* _Extracted records_:
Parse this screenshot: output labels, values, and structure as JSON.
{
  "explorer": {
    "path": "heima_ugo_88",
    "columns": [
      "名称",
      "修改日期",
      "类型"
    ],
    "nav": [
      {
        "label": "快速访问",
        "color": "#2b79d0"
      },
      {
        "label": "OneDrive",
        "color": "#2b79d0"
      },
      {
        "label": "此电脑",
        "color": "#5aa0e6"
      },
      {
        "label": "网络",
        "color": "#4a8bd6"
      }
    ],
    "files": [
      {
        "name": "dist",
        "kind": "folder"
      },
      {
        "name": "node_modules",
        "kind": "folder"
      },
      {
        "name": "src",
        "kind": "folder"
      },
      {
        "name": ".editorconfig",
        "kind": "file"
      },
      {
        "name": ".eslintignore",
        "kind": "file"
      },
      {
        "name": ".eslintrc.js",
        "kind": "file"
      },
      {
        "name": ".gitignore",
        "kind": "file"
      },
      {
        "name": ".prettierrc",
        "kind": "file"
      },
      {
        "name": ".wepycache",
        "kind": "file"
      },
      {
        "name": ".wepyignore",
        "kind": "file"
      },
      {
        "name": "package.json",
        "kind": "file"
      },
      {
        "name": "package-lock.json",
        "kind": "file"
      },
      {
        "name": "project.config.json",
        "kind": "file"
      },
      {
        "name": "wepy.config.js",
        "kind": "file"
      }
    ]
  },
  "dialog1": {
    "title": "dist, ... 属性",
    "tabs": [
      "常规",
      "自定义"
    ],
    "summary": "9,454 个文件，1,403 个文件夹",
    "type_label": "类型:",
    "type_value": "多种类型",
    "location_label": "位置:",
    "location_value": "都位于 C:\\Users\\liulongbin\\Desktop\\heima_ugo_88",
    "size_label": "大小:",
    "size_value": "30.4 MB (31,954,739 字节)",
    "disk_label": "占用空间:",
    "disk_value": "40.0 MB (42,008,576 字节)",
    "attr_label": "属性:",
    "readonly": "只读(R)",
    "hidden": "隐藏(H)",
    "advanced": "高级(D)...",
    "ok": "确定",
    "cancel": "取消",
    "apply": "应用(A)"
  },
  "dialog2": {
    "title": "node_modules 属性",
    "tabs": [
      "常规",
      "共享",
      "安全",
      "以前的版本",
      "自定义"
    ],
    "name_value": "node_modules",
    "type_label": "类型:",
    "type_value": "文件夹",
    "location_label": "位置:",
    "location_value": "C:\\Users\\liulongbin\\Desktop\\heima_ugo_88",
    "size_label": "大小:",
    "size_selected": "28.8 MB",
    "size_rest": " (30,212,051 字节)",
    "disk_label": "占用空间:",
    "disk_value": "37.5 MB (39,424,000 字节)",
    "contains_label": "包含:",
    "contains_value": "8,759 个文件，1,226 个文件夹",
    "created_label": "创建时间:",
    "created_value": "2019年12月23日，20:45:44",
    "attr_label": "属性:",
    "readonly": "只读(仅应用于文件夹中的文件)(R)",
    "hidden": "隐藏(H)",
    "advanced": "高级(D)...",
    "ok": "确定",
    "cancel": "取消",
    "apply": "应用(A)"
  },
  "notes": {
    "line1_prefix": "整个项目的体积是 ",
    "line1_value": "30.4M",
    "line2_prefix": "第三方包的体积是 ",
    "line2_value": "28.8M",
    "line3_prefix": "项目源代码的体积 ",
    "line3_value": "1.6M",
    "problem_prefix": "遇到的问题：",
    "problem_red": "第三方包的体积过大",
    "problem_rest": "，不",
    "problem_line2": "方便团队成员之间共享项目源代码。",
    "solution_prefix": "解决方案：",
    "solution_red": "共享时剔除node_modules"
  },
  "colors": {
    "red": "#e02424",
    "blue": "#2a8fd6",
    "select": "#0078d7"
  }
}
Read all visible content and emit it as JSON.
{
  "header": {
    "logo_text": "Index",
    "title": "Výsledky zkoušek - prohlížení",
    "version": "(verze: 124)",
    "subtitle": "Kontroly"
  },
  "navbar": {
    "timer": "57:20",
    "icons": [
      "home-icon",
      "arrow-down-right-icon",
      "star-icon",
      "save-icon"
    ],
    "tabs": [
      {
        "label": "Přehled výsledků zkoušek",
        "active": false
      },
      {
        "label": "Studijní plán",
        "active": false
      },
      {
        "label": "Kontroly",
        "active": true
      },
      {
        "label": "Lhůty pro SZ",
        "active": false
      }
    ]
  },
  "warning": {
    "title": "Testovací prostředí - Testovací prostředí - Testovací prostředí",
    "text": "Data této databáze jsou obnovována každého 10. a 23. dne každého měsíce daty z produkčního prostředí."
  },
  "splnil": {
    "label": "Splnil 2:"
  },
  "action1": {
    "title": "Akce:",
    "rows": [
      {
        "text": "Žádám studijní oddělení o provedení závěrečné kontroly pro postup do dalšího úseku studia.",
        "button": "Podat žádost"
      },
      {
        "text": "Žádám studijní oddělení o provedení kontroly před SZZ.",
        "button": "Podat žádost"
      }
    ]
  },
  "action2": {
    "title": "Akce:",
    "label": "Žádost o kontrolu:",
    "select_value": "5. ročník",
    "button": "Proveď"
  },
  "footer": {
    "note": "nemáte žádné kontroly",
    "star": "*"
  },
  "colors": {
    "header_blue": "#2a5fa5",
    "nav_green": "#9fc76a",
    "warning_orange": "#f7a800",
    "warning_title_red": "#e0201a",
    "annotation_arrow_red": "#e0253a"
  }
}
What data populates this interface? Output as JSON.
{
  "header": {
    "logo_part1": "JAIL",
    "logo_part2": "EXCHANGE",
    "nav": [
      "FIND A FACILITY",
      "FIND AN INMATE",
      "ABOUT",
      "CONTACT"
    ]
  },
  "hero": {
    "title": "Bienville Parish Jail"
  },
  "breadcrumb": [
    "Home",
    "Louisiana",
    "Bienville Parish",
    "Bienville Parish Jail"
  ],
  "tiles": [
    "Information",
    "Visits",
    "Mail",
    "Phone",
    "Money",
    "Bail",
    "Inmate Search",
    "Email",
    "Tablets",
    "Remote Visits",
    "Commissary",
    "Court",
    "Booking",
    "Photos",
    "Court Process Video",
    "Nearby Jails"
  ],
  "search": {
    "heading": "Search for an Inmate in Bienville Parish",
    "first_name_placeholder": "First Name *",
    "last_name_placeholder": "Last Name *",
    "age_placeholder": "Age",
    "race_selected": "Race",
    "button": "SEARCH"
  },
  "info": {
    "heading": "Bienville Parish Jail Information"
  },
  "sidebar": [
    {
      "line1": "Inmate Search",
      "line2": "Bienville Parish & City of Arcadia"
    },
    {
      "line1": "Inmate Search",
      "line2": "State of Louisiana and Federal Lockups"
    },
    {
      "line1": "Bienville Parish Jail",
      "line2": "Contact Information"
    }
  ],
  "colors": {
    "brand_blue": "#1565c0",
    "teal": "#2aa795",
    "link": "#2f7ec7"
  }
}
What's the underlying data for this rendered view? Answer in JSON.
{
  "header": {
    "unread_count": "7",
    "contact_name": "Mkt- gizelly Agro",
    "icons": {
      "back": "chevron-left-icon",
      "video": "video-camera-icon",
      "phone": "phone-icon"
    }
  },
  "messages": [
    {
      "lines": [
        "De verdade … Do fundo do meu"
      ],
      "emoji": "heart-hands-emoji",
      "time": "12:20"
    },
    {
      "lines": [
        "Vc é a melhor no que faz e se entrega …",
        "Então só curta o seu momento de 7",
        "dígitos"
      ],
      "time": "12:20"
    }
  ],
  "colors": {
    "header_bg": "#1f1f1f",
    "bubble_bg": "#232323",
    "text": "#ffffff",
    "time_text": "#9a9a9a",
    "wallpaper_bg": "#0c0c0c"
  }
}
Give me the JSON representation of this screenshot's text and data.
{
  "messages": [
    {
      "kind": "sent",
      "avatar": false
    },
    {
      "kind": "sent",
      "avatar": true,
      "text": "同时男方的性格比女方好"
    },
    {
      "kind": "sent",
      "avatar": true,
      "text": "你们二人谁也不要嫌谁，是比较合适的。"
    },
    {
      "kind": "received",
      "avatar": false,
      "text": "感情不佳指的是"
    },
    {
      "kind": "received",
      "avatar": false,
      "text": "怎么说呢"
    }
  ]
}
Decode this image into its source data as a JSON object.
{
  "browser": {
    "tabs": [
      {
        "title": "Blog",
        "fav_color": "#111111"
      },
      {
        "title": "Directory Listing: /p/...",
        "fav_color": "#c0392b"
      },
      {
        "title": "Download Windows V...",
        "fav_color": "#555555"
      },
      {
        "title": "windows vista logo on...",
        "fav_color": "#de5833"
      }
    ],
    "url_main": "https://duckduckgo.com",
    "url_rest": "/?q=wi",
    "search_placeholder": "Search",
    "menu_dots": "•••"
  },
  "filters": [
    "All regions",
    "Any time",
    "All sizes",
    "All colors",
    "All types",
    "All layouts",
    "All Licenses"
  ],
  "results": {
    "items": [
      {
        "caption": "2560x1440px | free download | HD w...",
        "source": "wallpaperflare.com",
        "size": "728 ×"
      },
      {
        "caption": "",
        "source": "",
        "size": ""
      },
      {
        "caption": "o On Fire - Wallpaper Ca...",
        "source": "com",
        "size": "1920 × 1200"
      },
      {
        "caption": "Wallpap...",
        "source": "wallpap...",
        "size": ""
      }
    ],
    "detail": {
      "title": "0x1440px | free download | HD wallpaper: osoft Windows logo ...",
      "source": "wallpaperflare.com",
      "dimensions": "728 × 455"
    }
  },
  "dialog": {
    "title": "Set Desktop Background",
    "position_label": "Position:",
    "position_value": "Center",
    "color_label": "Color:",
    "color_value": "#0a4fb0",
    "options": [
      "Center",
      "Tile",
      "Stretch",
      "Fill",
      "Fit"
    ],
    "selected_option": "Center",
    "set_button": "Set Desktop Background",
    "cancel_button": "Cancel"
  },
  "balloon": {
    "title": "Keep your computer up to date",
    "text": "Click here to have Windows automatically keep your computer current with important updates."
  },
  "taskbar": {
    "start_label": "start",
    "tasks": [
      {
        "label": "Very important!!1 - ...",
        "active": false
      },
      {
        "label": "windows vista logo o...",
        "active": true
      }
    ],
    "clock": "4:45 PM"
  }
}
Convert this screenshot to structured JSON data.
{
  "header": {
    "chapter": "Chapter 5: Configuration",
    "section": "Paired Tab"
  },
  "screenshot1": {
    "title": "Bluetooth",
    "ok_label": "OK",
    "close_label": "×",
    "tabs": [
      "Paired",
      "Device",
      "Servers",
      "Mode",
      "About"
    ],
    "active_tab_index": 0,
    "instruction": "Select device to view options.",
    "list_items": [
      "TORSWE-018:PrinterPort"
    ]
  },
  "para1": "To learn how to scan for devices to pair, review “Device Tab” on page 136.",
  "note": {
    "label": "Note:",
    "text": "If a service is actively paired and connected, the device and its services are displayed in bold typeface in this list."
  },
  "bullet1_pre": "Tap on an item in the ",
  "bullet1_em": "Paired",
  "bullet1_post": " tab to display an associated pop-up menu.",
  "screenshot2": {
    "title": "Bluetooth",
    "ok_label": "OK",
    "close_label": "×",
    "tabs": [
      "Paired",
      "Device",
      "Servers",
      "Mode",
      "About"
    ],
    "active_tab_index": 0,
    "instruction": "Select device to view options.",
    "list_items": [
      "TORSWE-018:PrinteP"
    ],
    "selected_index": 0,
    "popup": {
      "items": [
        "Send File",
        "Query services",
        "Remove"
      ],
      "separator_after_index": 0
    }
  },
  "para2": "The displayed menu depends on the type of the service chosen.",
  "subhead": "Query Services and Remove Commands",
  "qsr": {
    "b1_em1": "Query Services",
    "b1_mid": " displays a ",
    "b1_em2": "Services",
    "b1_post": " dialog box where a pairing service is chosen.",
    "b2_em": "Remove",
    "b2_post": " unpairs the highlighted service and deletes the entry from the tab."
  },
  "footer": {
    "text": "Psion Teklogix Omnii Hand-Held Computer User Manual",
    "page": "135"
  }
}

* _Set task_: Copy every line of the listing containing the string "Žádám".

* _In response_:
        "text": "Žádám studijní oddělení o provedení závěrečné kontroly pro postup do dalšího úseku studia.",
        "text": "Žádám studijní oddělení o provedení kontroly před SZZ.",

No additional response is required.